◆ **What the task asks**
Determine the number of lines containing the word "this", and state that figure alone.

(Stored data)

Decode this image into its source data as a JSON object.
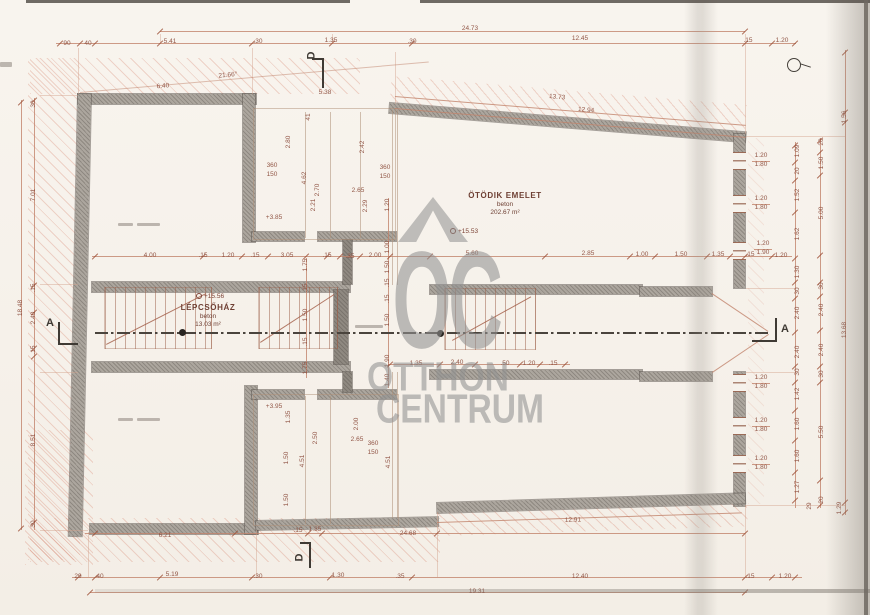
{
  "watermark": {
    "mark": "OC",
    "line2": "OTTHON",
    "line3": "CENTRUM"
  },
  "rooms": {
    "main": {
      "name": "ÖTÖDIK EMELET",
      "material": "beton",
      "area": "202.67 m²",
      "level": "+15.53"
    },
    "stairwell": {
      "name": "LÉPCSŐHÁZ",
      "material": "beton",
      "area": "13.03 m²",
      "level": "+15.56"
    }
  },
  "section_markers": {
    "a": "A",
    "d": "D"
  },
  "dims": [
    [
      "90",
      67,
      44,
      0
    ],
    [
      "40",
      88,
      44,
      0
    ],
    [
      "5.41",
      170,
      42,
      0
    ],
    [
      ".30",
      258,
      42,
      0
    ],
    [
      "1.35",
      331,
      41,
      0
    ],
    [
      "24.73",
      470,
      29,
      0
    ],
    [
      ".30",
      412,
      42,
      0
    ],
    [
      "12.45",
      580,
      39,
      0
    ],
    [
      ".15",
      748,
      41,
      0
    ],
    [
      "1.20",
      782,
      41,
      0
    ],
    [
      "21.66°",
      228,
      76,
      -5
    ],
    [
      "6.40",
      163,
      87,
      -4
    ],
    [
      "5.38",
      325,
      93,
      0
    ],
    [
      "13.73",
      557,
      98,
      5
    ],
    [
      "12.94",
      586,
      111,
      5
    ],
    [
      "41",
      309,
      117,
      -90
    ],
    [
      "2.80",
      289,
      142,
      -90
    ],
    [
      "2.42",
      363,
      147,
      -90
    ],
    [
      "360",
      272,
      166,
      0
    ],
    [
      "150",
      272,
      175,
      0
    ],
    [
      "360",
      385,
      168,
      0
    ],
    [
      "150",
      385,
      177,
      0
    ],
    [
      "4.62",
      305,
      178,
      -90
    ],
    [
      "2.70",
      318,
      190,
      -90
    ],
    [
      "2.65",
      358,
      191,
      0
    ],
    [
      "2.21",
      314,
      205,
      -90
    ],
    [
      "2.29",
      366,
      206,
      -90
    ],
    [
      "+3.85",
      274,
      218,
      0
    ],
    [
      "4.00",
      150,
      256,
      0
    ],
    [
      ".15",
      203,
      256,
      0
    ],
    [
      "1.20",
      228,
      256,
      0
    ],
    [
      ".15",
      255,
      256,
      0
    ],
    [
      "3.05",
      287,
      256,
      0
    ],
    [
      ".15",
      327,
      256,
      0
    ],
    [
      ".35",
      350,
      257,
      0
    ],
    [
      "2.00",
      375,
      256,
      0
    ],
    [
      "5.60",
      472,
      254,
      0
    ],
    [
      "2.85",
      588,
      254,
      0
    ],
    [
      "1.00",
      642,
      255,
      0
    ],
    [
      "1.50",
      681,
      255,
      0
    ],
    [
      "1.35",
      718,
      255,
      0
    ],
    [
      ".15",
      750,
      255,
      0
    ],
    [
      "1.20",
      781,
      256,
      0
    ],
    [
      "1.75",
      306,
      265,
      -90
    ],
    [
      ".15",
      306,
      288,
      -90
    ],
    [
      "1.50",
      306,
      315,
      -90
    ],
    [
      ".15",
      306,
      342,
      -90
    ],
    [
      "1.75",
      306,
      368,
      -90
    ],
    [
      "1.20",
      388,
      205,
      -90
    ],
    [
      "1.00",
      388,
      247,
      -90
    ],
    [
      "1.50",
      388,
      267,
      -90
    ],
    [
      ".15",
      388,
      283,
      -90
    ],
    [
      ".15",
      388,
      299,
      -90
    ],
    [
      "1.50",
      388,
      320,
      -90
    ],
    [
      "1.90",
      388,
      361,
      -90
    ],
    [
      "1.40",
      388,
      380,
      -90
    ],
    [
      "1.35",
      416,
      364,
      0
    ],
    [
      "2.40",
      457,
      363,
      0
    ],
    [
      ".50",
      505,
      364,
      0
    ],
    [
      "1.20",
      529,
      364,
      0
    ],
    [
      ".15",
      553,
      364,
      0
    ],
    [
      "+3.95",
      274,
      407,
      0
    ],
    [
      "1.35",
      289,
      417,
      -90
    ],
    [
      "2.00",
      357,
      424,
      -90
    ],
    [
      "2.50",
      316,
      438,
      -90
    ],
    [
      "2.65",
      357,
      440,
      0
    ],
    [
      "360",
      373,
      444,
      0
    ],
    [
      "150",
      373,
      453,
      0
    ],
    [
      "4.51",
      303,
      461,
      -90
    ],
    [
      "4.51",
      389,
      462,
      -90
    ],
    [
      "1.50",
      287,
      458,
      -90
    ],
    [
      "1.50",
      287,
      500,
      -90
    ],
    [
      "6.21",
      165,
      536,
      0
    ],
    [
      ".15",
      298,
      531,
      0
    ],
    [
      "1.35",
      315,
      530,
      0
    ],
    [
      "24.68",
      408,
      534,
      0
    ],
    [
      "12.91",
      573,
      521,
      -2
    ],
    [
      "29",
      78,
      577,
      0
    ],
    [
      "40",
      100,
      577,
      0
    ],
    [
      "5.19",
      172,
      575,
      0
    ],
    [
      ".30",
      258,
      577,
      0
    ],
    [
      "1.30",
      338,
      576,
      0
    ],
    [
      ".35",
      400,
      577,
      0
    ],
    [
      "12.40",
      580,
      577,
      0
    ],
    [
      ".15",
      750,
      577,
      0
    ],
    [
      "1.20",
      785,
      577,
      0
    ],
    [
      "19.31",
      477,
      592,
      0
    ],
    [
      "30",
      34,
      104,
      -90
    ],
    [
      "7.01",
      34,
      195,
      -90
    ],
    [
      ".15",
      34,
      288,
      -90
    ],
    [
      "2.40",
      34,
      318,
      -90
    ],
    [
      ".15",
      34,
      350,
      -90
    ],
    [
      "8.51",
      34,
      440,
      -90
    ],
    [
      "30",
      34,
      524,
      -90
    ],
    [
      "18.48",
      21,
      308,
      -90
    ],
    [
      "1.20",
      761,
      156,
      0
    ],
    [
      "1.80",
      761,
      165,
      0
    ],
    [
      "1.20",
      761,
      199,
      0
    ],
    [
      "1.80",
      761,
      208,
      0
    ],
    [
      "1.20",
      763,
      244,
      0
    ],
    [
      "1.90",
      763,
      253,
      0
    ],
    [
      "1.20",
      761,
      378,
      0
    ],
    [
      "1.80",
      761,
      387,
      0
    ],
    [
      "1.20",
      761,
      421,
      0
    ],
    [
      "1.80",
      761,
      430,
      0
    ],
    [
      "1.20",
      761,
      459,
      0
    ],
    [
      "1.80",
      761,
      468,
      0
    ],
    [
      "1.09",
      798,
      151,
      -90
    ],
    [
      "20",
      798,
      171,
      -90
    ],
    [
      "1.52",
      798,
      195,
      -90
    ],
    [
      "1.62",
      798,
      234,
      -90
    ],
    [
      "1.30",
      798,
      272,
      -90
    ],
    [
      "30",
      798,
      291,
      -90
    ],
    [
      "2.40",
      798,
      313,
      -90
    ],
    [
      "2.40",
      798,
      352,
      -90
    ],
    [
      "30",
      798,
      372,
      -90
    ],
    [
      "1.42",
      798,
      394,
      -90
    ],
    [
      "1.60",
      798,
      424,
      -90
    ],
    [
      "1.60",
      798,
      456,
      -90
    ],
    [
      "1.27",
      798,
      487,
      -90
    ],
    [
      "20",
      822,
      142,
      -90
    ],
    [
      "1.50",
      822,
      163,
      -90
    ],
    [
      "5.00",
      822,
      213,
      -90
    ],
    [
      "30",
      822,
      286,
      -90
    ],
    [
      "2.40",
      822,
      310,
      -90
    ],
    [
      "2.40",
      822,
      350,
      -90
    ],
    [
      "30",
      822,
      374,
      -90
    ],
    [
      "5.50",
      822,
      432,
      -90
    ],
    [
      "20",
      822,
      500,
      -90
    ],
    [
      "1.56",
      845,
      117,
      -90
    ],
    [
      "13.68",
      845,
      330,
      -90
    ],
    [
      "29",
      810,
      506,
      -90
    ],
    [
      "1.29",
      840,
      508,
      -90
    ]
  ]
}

...

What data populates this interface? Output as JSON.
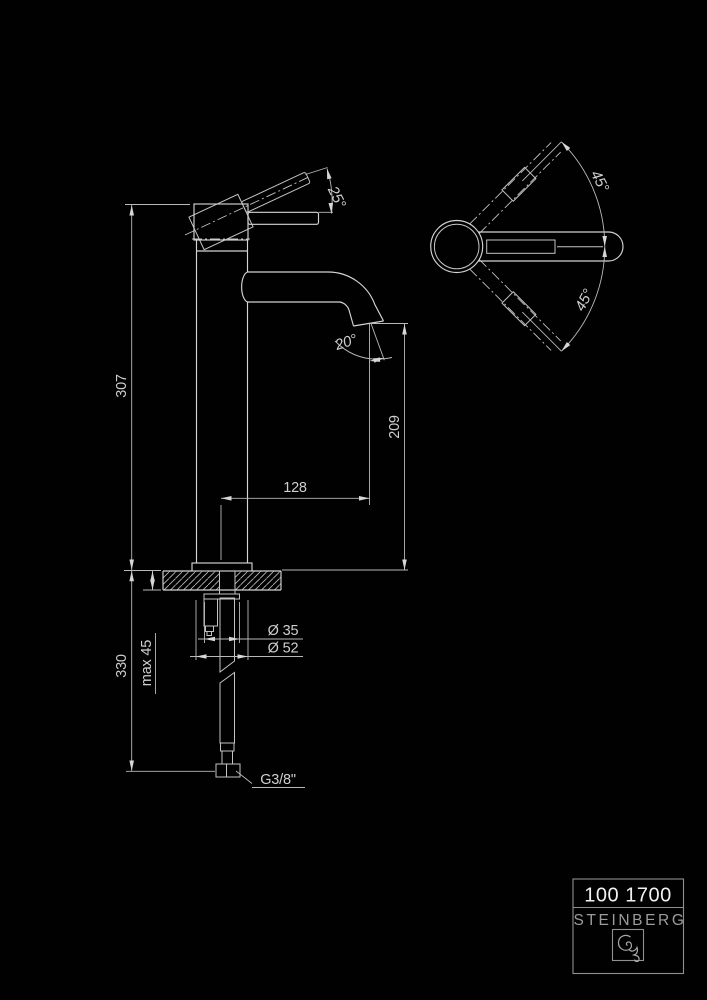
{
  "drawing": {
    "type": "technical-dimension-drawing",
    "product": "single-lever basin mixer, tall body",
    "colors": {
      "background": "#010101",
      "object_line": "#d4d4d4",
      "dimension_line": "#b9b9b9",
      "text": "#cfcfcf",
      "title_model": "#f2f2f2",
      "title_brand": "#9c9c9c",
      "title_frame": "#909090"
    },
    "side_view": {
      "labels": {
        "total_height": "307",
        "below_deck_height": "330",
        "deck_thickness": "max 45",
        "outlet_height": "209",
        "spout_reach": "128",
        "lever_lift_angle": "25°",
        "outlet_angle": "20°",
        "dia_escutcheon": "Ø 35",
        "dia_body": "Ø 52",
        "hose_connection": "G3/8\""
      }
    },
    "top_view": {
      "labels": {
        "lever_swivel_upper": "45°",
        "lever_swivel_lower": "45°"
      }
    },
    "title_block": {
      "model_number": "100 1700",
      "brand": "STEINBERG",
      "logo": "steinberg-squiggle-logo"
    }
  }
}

◆ **Exercise answer**
2